Start Record set

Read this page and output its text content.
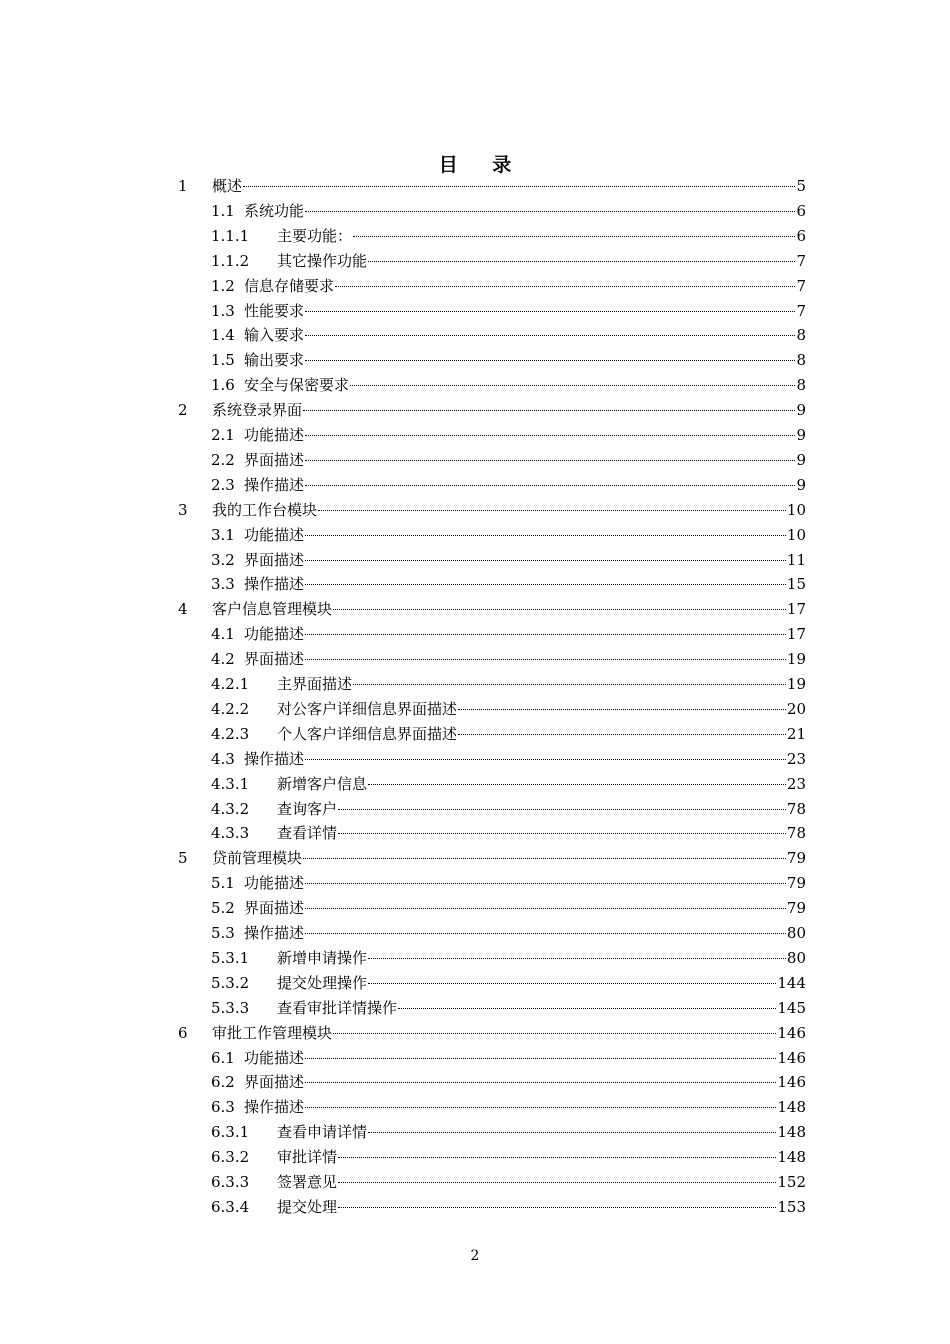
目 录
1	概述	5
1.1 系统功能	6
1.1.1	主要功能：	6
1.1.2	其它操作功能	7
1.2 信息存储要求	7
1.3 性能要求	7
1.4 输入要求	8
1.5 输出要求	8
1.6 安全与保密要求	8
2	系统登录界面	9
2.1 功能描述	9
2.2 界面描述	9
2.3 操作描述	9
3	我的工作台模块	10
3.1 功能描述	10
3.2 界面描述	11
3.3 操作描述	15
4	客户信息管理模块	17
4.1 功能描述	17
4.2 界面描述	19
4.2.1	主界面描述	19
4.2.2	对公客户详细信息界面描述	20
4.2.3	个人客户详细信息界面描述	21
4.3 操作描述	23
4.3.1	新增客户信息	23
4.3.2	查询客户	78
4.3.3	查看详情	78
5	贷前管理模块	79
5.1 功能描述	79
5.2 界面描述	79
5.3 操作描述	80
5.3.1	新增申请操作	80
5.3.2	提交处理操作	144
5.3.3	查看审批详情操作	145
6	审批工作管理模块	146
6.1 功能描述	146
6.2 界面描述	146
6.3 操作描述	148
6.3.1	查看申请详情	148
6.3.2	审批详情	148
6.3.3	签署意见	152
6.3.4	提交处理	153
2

End Record set

Could you reproduce every record above exactly, leaving out the pictures?

Exercise output -
Read this page and output its text content.
目 录
1	概述	5
1.1 系统功能	6
1.1.1	主要功能：	6
1.1.2	其它操作功能	7
1.2 信息存储要求	7
1.3 性能要求	7
1.4 输入要求	8
1.5 输出要求	8
1.6 安全与保密要求	8
2	系统登录界面	9
2.1 功能描述	9
2.2 界面描述	9
2.3 操作描述	9
3	我的工作台模块	10
3.1 功能描述	10
3.2 界面描述	11
3.3 操作描述	15
4	客户信息管理模块	17
4.1 功能描述	17
4.2 界面描述	19
4.2.1	主界面描述	19
4.2.2	对公客户详细信息界面描述	20
4.2.3	个人客户详细信息界面描述	21
4.3 操作描述	23
4.3.1	新增客户信息	23
4.3.2	查询客户	78
4.3.3	查看详情	78
5	贷前管理模块	79
5.1 功能描述	79
5.2 界面描述	79
5.3 操作描述	80
5.3.1	新增申请操作	80
5.3.2	提交处理操作	144
5.3.3	查看审批详情操作	145
6	审批工作管理模块	146
6.1 功能描述	146
6.2 界面描述	146
6.3 操作描述	148
6.3.1	查看申请详情	148
6.3.2	审批详情	148
6.3.3	签署意见	152
6.3.4	提交处理	153
2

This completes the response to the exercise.